[Written request]: Give the data again, word for word.

[Supplied data]:
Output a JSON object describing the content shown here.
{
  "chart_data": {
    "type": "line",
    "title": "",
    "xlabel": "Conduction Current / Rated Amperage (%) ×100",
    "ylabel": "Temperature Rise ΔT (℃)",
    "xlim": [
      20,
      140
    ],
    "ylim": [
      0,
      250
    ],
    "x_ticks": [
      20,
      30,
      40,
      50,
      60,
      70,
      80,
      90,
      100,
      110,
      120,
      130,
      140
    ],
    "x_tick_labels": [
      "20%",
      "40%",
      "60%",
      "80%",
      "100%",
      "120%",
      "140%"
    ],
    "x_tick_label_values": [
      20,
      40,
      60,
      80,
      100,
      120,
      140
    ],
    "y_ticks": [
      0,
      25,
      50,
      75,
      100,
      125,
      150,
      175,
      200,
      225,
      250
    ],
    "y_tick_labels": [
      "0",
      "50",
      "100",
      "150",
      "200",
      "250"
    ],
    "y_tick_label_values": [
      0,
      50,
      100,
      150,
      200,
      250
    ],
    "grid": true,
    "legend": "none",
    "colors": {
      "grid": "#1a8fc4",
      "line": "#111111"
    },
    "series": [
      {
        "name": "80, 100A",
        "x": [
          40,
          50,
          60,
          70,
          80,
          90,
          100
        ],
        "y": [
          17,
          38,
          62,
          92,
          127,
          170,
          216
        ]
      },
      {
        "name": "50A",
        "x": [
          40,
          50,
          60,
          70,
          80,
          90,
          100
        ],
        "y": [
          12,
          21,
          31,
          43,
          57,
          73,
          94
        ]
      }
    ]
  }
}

[Full solution]:
Output a JSON object describing the content shown here.
{
  "chart_data": {
    "type": "line",
    "title": "",
    "xlabel": "Conduction Current / Rated Amperage (%) ×100",
    "ylabel": "Temperature Rise ΔT (℃)",
    "xlim": [
      20,
      140
    ],
    "ylim": [
      0,
      250
    ],
    "x_ticks": [
      20,
      30,
      40,
      50,
      60,
      70,
      80,
      90,
      100,
      110,
      120,
      130,
      140
    ],
    "x_tick_labels": [
      "20%",
      "40%",
      "60%",
      "80%",
      "100%",
      "120%",
      "140%"
    ],
    "x_tick_label_values": [
      20,
      40,
      60,
      80,
      100,
      120,
      140
    ],
    "y_ticks": [
      0,
      25,
      50,
      75,
      100,
      125,
      150,
      175,
      200,
      225,
      250
    ],
    "y_tick_labels": [
      "0",
      "50",
      "100",
      "150",
      "200",
      "250"
    ],
    "y_tick_label_values": [
      0,
      50,
      100,
      150,
      200,
      250
    ],
    "grid": true,
    "legend": "none",
    "colors": {
      "grid": "#1a8fc4",
      "line": "#111111"
    },
    "series": [
      {
        "name": "80, 100A",
        "x": [
          40,
          50,
          60,
          70,
          80,
          90,
          100
        ],
        "y": [
          17,
          38,
          62,
          92,
          127,
          170,
          216
        ]
      },
      {
        "name": "50A",
        "x": [
          40,
          50,
          60,
          70,
          80,
          90,
          100
        ],
        "y": [
          12,
          21,
          31,
          43,
          57,
          73,
          94
        ]
      }
    ]
  }
}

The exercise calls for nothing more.